• [Objective] Images do not belong in the copy. Retype all the entries below exactly.

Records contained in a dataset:
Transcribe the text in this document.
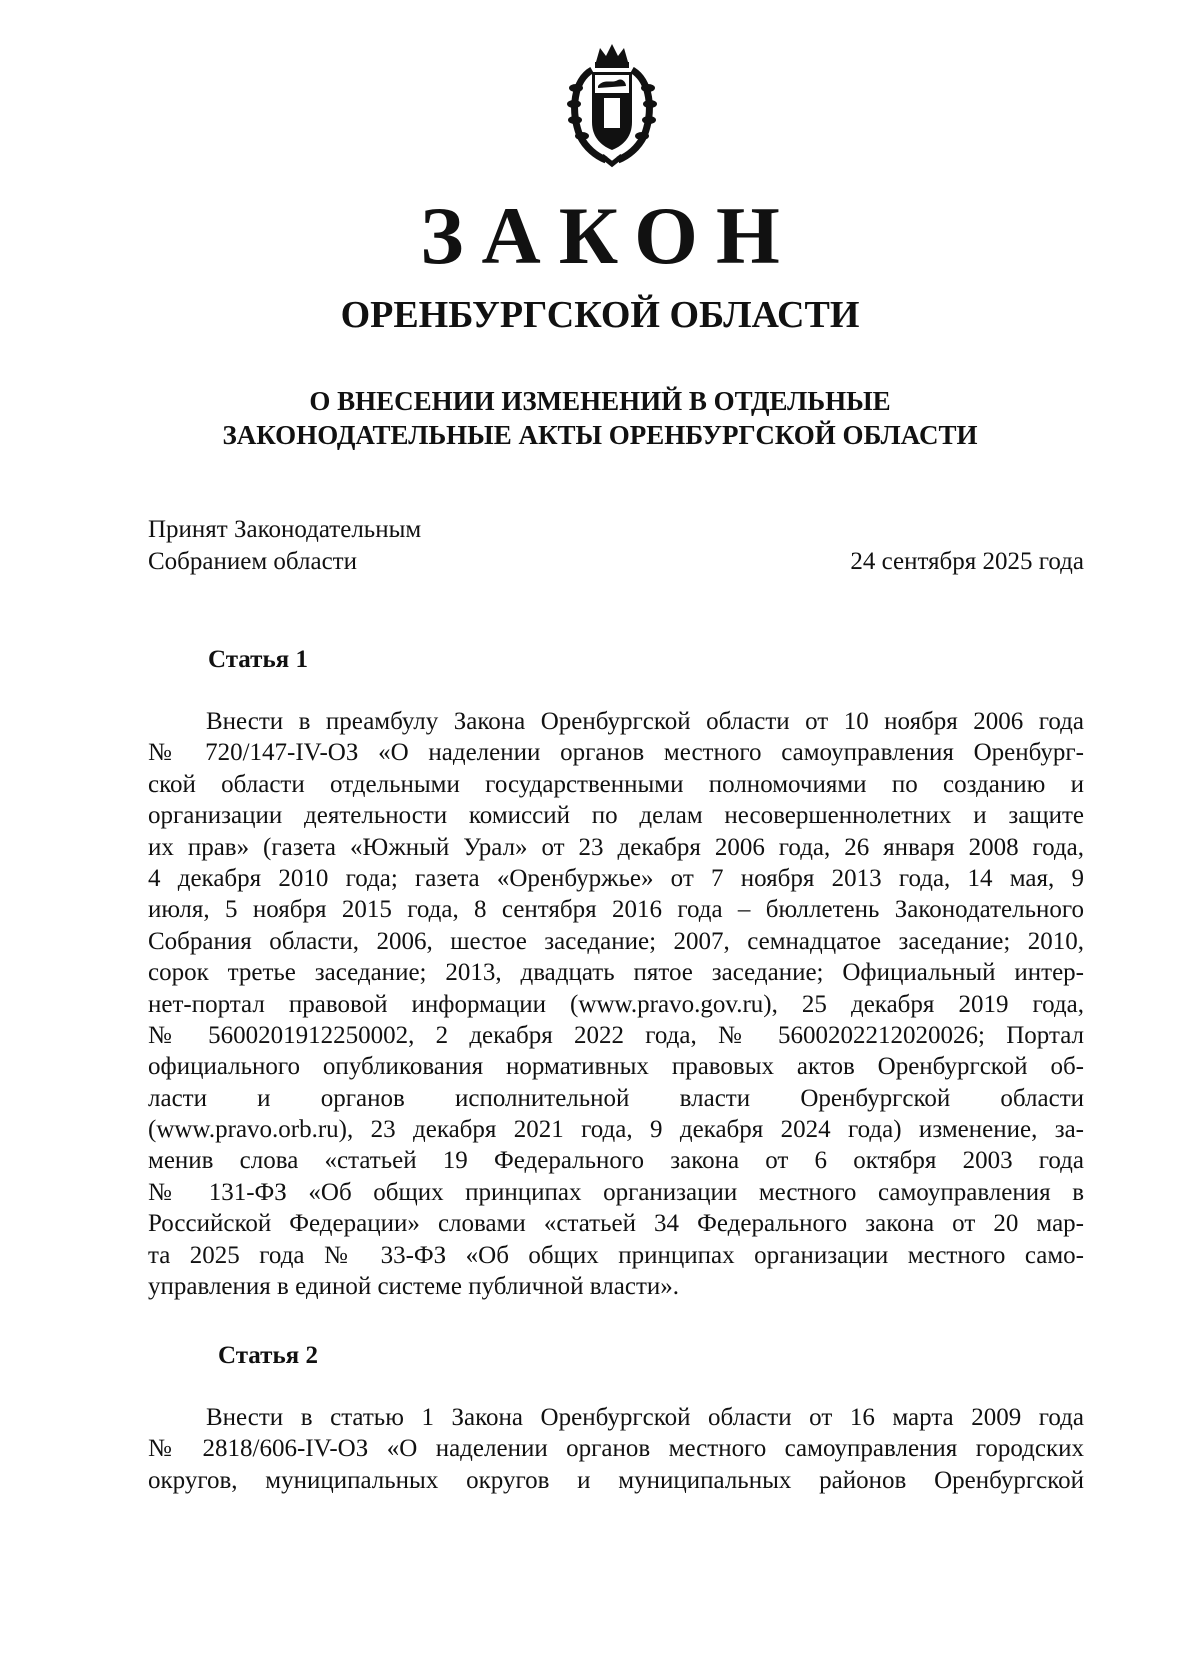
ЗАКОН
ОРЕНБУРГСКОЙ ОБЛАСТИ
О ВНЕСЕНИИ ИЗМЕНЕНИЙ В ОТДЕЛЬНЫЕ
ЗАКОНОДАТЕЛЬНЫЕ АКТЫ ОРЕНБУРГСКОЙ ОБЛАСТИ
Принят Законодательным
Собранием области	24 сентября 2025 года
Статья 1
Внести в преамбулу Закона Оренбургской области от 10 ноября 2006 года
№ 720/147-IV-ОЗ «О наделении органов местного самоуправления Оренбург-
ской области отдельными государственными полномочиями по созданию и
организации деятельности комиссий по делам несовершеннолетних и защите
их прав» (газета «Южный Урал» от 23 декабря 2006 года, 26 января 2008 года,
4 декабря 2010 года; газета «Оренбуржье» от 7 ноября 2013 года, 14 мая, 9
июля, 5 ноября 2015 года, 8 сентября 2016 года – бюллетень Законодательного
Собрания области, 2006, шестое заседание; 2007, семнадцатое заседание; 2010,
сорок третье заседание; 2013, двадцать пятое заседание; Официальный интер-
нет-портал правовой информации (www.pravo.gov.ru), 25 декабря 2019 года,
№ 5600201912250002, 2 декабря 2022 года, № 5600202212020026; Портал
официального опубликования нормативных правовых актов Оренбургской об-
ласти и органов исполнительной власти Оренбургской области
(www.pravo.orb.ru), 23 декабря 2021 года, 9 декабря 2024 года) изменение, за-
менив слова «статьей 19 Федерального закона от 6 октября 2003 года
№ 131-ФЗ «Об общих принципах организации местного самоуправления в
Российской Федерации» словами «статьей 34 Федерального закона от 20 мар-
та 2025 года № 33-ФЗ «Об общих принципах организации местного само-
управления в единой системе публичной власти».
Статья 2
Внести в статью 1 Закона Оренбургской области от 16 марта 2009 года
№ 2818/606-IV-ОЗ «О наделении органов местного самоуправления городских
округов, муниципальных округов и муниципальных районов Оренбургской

• [Task response]
Transcribe the text in this document.
ЗАКОН
ОРЕНБУРГСКОЙ ОБЛАСТИ
О ВНЕСЕНИИ ИЗМЕНЕНИЙ В ОТДЕЛЬНЫЕ
ЗАКОНОДАТЕЛЬНЫЕ АКТЫ ОРЕНБУРГСКОЙ ОБЛАСТИ
Принят Законодательным
Собранием области	24 сентября 2025 года
Статья 1
Внести в преамбулу Закона Оренбургской области от 10 ноября 2006 года
№ 720/147-IV-ОЗ «О наделении органов местного самоуправления Оренбург-
ской области отдельными государственными полномочиями по созданию и
организации деятельности комиссий по делам несовершеннолетних и защите
их прав» (газета «Южный Урал» от 23 декабря 2006 года, 26 января 2008 года,
4 декабря 2010 года; газета «Оренбуржье» от 7 ноября 2013 года, 14 мая, 9
июля, 5 ноября 2015 года, 8 сентября 2016 года – бюллетень Законодательного
Собрания области, 2006, шестое заседание; 2007, семнадцатое заседание; 2010,
сорок третье заседание; 2013, двадцать пятое заседание; Официальный интер-
нет-портал правовой информации (www.pravo.gov.ru), 25 декабря 2019 года,
№ 5600201912250002, 2 декабря 2022 года, № 5600202212020026; Портал
официального опубликования нормативных правовых актов Оренбургской об-
ласти и органов исполнительной власти Оренбургской области
(www.pravo.orb.ru), 23 декабря 2021 года, 9 декабря 2024 года) изменение, за-
менив слова «статьей 19 Федерального закона от 6 октября 2003 года
№ 131-ФЗ «Об общих принципах организации местного самоуправления в
Российской Федерации» словами «статьей 34 Федерального закона от 20 мар-
та 2025 года № 33-ФЗ «Об общих принципах организации местного само-
управления в единой системе публичной власти».
Статья 2
Внести в статью 1 Закона Оренбургской области от 16 марта 2009 года
№ 2818/606-IV-ОЗ «О наделении органов местного самоуправления городских
округов, муниципальных округов и муниципальных районов Оренбургской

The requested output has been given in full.